**** THE RECORDS ****

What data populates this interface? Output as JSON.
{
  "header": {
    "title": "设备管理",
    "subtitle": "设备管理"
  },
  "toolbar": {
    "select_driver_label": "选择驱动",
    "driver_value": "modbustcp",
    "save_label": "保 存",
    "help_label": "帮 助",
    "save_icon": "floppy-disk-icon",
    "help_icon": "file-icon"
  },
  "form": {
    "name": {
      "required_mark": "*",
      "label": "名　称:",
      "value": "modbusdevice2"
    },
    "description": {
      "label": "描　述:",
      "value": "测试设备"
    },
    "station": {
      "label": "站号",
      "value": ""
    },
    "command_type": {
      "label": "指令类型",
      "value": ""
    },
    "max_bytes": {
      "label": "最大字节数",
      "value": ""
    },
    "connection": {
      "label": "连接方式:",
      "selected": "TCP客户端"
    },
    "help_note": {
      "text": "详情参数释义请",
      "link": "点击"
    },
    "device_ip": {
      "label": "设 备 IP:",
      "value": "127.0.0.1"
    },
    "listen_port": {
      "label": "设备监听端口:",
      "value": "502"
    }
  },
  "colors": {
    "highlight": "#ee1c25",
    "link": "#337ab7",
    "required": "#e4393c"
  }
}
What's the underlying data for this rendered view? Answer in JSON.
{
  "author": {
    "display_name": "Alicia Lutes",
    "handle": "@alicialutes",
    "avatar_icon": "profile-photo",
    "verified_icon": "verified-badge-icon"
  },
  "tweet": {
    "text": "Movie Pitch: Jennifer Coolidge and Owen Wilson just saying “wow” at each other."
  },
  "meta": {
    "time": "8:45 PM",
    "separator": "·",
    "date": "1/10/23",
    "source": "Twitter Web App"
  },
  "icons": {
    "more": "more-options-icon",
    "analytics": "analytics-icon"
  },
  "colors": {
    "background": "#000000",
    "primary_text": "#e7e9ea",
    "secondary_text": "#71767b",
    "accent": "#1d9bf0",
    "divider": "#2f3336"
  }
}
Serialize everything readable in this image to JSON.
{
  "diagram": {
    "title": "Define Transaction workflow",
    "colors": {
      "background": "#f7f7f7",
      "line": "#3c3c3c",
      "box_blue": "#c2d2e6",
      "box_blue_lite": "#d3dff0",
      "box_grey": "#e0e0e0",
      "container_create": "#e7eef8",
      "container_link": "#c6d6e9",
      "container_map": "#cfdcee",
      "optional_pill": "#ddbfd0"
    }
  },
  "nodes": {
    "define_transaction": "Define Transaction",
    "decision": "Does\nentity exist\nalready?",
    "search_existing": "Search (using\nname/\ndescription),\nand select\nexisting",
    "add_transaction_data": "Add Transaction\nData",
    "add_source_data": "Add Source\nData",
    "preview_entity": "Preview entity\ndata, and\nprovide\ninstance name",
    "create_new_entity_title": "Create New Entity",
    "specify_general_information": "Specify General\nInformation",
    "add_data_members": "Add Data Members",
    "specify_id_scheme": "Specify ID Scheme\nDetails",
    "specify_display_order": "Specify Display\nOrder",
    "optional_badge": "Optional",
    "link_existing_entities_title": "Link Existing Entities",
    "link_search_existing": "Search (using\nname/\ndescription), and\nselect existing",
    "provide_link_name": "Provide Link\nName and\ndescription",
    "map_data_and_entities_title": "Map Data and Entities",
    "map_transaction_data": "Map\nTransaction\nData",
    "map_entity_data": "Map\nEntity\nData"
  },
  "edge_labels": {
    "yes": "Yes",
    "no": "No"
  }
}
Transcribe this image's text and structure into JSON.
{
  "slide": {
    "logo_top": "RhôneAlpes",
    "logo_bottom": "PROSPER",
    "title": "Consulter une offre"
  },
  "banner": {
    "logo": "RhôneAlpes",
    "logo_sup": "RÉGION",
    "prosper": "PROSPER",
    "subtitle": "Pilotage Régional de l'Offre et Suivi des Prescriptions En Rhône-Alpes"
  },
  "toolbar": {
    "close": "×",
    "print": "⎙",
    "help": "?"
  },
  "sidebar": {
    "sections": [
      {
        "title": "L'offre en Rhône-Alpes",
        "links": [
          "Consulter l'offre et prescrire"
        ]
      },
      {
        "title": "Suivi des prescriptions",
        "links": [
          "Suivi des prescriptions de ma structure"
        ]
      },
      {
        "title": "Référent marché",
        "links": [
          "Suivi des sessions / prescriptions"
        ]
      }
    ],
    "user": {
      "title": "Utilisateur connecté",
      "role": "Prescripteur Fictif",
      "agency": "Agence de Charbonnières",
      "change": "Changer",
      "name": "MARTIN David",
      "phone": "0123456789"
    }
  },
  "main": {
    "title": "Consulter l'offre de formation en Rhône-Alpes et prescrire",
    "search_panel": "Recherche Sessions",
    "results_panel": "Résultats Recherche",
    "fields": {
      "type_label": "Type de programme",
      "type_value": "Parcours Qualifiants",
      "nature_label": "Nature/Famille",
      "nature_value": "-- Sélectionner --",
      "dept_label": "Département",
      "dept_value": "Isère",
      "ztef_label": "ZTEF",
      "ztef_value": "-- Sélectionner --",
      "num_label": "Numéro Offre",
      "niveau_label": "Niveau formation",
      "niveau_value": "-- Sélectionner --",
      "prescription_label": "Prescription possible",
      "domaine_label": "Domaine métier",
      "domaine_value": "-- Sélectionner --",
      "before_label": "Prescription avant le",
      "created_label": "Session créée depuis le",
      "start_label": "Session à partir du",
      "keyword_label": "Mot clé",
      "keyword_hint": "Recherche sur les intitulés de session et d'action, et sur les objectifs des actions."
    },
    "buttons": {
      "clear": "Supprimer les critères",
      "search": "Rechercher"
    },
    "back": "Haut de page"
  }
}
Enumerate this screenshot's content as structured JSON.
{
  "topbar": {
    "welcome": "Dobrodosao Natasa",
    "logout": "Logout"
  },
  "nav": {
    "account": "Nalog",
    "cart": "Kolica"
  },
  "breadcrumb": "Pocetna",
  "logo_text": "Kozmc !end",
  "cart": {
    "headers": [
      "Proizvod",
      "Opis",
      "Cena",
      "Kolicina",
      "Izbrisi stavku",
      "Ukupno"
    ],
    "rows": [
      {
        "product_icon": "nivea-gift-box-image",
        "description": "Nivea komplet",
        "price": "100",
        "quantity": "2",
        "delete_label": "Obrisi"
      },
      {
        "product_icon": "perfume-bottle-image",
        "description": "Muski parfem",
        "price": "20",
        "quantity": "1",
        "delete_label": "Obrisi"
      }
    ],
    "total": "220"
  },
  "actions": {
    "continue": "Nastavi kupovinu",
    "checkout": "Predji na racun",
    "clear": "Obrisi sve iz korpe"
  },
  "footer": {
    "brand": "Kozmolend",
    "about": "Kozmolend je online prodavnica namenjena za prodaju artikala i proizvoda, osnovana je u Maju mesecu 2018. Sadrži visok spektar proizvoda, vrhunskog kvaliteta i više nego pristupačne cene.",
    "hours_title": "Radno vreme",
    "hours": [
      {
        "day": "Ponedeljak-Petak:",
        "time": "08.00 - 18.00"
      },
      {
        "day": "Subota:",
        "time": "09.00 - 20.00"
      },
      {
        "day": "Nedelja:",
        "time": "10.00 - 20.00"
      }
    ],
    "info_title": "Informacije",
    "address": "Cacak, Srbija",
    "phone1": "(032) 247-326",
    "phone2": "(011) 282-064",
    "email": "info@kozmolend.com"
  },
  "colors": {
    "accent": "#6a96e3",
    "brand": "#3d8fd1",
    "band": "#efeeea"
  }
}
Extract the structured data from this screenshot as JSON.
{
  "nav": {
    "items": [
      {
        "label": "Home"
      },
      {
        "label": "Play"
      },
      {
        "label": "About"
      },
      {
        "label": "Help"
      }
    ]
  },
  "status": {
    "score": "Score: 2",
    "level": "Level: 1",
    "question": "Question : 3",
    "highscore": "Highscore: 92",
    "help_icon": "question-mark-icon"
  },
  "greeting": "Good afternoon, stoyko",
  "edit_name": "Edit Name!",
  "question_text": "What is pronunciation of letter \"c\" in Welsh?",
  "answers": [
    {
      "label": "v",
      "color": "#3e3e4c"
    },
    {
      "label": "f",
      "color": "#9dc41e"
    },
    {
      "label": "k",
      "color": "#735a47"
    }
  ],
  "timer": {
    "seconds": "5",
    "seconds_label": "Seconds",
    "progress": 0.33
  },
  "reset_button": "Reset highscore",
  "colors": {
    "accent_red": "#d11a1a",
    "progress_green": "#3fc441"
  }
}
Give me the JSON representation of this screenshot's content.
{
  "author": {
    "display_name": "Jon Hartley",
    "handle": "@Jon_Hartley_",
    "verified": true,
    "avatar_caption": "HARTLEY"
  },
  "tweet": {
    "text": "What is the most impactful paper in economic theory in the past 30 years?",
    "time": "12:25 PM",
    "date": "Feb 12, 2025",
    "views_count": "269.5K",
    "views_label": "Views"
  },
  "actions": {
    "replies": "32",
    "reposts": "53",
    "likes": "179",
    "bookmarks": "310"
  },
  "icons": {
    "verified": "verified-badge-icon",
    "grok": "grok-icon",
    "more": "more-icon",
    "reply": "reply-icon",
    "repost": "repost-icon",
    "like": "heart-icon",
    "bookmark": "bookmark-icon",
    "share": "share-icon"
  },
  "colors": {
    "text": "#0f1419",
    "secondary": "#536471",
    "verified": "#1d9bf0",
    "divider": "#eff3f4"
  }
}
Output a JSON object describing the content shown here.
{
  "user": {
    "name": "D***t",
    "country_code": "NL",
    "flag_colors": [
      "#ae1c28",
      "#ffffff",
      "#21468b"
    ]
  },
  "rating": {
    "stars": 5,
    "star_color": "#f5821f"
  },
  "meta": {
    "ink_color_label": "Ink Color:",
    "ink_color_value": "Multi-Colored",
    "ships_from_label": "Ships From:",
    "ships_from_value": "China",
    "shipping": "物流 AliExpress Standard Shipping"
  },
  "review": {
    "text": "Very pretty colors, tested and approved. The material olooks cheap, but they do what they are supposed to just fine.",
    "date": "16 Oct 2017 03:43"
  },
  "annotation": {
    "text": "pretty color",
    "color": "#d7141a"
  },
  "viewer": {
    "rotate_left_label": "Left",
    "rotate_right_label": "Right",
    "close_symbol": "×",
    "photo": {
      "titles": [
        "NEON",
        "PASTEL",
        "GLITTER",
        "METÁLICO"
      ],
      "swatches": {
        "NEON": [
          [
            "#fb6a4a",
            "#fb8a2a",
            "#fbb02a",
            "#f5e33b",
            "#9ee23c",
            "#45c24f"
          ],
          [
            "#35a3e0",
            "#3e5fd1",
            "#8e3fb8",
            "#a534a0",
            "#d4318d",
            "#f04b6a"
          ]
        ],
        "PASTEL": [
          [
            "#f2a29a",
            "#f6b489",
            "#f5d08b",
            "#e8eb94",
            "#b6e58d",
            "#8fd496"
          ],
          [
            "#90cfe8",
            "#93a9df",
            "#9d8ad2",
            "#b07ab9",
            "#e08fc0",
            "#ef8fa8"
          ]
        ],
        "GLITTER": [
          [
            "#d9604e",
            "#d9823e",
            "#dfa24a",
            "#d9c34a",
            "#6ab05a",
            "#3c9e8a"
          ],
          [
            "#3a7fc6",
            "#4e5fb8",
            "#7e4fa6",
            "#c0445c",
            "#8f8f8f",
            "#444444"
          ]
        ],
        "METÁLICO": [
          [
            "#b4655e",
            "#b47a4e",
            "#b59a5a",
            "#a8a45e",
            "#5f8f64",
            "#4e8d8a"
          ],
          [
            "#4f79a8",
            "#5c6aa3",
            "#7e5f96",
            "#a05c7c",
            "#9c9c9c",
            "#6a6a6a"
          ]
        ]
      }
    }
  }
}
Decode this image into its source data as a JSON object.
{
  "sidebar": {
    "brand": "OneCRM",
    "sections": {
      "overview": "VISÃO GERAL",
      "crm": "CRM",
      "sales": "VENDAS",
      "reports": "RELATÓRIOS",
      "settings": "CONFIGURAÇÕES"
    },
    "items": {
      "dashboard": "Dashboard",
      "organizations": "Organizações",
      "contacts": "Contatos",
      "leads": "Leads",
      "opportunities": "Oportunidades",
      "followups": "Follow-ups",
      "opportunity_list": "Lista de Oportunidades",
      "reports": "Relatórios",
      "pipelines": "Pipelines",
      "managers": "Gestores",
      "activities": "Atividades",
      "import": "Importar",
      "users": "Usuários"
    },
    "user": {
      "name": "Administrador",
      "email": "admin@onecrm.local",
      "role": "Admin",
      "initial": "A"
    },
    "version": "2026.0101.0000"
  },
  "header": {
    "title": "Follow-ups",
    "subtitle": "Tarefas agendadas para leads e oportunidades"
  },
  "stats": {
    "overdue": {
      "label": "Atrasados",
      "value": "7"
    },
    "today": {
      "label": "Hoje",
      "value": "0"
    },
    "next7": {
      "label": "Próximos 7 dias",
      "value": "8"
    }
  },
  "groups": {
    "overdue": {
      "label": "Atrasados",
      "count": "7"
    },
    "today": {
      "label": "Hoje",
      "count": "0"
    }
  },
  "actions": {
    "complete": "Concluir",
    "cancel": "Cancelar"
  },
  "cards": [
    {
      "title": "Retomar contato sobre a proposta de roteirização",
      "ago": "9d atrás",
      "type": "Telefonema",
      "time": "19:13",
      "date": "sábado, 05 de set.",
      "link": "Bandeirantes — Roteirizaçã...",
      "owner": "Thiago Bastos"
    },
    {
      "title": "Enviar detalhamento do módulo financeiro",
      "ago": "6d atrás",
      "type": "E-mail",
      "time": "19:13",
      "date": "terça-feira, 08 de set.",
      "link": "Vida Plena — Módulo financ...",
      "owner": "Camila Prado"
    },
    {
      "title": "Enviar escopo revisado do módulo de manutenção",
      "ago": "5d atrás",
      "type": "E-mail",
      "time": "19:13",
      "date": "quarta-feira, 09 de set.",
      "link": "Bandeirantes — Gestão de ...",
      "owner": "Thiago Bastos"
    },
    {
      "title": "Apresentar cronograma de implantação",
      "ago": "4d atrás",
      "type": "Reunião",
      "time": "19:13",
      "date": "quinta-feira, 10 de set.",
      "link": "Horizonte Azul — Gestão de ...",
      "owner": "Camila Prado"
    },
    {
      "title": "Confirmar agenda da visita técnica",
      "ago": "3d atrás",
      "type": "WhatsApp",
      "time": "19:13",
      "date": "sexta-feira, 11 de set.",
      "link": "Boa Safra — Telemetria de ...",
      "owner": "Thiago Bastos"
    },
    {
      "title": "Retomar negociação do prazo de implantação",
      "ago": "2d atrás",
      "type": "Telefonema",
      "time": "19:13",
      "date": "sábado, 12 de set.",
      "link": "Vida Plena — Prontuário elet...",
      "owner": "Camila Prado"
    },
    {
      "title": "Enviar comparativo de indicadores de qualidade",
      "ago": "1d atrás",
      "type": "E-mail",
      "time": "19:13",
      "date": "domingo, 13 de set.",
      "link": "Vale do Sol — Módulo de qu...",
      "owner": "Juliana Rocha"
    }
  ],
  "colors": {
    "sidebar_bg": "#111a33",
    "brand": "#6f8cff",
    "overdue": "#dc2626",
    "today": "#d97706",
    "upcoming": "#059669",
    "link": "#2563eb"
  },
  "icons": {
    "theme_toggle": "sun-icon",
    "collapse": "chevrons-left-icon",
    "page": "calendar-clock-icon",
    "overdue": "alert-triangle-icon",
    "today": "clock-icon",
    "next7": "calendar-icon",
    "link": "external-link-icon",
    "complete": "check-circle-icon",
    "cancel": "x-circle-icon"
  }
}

****

(STATED EXERCISE): Which lines hold the word "prescrire"? Copy every one of them.

(WRITTEN SOLUTION):
          "Consulter l'offre et prescrire"
    "title": "Consulter l'offre de formation en Rhône-Alpes et prescrire",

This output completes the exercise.